Extract each line containing the string "semestrze".
+-------+
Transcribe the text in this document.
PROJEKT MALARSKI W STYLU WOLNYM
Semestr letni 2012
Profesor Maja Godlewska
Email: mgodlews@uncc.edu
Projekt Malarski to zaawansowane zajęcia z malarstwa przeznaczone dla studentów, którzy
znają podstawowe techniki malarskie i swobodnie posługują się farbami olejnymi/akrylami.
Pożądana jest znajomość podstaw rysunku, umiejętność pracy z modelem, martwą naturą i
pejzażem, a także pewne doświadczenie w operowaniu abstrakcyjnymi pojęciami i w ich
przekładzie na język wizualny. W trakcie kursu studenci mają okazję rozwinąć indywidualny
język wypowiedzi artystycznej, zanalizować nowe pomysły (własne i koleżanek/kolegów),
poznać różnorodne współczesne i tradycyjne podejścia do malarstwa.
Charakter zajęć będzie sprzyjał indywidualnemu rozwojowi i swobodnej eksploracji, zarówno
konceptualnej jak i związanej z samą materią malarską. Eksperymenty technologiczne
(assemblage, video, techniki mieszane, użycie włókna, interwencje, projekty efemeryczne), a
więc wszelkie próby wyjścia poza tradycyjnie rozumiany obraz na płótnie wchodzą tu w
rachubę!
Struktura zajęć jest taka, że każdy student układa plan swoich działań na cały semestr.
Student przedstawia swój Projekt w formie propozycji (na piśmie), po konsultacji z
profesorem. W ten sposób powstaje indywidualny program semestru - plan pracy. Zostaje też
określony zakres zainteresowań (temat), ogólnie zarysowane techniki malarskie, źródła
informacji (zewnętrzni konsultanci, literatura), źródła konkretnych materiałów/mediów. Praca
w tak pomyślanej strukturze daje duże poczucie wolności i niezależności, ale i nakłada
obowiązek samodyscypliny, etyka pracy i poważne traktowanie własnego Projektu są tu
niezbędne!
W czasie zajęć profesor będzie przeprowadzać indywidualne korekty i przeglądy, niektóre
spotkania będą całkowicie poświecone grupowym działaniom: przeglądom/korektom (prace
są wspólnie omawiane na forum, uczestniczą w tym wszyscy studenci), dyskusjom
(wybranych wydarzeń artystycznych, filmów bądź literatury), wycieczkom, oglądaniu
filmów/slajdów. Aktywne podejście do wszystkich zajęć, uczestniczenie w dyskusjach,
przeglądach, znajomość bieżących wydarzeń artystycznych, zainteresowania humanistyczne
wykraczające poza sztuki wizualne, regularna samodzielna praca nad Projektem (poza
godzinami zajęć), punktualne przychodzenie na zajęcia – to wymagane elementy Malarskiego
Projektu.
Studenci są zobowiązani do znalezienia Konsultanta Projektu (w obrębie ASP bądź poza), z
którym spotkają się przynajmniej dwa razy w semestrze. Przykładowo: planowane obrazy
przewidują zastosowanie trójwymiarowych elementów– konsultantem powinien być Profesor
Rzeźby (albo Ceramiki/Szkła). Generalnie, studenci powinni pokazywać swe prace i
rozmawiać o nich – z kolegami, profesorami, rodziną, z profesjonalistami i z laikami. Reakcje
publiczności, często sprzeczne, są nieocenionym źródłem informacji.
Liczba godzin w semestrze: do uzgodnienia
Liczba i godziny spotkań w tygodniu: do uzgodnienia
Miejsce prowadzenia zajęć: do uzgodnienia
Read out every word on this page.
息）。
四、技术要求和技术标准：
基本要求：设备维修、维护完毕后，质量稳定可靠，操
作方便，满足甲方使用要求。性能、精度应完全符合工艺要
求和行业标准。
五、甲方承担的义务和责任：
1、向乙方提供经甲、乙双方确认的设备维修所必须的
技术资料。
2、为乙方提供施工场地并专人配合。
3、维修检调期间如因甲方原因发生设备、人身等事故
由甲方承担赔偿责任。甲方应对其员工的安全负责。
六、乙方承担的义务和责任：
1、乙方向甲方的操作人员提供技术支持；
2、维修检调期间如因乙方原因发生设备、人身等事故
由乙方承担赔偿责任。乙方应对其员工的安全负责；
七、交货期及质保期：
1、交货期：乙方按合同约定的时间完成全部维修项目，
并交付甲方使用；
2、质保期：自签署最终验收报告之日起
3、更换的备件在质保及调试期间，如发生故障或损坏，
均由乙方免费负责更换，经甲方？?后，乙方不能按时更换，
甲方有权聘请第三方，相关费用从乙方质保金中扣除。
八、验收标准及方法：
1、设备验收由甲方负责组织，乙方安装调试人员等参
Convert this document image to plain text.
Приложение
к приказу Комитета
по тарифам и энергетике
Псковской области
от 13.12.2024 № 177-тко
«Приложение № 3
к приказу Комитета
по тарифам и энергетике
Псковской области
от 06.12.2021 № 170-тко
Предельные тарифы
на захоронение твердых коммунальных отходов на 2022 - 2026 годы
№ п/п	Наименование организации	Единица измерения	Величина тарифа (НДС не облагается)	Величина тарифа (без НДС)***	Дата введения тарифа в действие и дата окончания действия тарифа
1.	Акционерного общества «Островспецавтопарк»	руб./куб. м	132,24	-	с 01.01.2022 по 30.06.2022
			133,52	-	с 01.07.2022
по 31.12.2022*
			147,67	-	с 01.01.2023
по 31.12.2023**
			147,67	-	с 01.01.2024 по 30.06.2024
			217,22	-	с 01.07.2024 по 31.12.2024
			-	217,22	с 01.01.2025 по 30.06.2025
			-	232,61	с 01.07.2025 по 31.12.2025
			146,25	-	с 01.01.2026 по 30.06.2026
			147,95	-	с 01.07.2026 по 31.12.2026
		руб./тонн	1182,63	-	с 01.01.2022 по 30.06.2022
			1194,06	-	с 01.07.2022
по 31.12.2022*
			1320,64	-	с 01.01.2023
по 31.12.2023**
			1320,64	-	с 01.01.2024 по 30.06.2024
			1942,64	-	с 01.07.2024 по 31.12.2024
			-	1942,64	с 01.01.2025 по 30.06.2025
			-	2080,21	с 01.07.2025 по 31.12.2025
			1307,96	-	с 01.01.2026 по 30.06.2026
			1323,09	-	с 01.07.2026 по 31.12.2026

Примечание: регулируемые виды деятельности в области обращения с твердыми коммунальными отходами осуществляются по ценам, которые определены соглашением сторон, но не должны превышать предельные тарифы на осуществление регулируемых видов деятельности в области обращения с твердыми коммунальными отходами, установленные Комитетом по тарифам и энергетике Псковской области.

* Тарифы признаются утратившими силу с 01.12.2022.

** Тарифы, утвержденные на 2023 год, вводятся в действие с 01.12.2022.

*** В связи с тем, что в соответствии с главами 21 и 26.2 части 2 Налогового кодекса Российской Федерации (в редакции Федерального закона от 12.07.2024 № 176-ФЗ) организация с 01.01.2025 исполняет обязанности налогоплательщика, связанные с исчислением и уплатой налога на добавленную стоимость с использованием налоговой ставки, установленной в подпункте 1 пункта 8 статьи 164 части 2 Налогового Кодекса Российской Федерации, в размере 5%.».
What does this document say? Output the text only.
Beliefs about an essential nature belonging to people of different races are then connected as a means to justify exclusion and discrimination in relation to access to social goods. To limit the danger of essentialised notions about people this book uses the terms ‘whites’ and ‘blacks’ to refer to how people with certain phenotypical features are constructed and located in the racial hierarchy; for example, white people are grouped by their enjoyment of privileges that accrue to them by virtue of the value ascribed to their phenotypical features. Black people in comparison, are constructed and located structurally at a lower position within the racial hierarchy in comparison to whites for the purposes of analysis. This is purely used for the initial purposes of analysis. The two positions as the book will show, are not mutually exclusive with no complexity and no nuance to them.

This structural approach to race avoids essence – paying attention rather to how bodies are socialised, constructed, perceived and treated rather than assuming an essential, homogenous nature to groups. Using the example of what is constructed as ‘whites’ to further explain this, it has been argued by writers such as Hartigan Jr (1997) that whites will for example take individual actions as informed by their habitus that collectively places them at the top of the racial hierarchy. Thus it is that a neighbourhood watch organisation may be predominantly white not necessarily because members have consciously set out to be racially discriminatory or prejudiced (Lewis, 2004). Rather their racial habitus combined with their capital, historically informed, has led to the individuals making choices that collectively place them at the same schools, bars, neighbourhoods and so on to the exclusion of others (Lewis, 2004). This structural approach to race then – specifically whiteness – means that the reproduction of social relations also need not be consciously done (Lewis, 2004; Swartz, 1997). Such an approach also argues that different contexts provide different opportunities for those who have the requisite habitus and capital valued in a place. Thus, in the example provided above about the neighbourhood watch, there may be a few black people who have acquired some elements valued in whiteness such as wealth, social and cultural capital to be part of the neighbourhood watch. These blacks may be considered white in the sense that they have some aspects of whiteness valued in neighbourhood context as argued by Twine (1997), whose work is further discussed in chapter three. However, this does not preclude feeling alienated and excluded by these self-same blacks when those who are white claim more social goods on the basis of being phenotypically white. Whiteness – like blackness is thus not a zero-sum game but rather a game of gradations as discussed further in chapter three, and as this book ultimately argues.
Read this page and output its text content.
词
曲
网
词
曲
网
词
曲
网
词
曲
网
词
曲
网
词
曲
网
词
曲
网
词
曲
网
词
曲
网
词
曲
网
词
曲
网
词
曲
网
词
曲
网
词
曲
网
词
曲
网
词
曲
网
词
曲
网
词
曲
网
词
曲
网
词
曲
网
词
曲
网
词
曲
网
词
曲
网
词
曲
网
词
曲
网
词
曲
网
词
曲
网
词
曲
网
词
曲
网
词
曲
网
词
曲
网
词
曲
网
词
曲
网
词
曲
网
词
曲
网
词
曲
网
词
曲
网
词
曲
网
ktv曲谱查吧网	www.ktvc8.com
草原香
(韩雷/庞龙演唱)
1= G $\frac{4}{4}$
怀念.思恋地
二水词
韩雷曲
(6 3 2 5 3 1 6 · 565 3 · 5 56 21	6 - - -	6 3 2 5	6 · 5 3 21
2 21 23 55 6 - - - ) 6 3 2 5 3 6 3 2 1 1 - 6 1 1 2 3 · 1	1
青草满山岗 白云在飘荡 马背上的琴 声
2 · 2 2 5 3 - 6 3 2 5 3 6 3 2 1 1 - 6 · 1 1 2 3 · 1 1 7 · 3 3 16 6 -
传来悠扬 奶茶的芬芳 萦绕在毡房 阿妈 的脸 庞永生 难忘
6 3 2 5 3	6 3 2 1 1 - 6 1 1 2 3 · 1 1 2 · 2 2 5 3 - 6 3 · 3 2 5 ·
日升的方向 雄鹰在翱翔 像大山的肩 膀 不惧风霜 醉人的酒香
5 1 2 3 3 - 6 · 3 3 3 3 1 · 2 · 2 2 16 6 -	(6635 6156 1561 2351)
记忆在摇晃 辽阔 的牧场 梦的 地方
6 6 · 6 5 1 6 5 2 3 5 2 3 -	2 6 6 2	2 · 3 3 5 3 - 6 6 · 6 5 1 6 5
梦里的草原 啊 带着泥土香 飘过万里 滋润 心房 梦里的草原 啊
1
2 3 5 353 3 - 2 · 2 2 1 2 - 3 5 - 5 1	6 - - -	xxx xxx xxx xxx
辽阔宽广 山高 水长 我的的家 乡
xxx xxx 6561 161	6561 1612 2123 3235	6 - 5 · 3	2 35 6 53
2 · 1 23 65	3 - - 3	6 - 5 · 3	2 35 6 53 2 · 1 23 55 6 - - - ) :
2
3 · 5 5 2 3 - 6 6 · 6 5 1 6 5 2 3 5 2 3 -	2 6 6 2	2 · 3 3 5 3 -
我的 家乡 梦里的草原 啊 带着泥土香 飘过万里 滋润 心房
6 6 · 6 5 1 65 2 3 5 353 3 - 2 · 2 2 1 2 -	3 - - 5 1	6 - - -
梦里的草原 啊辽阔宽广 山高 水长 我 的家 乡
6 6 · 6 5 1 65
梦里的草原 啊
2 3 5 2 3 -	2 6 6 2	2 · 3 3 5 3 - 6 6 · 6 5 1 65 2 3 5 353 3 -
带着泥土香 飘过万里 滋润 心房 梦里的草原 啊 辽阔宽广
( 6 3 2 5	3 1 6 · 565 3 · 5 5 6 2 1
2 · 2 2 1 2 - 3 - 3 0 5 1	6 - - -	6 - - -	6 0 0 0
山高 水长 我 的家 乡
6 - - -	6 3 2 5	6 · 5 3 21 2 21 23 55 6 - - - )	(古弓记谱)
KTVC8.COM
+-------+
RESPONSE TO THE TASK:
którym spotkają się przynajmniej dwa razy w semestrze. Przykładowo: planowane obrazy
Liczba godzin w semestrze: do uzgodnienia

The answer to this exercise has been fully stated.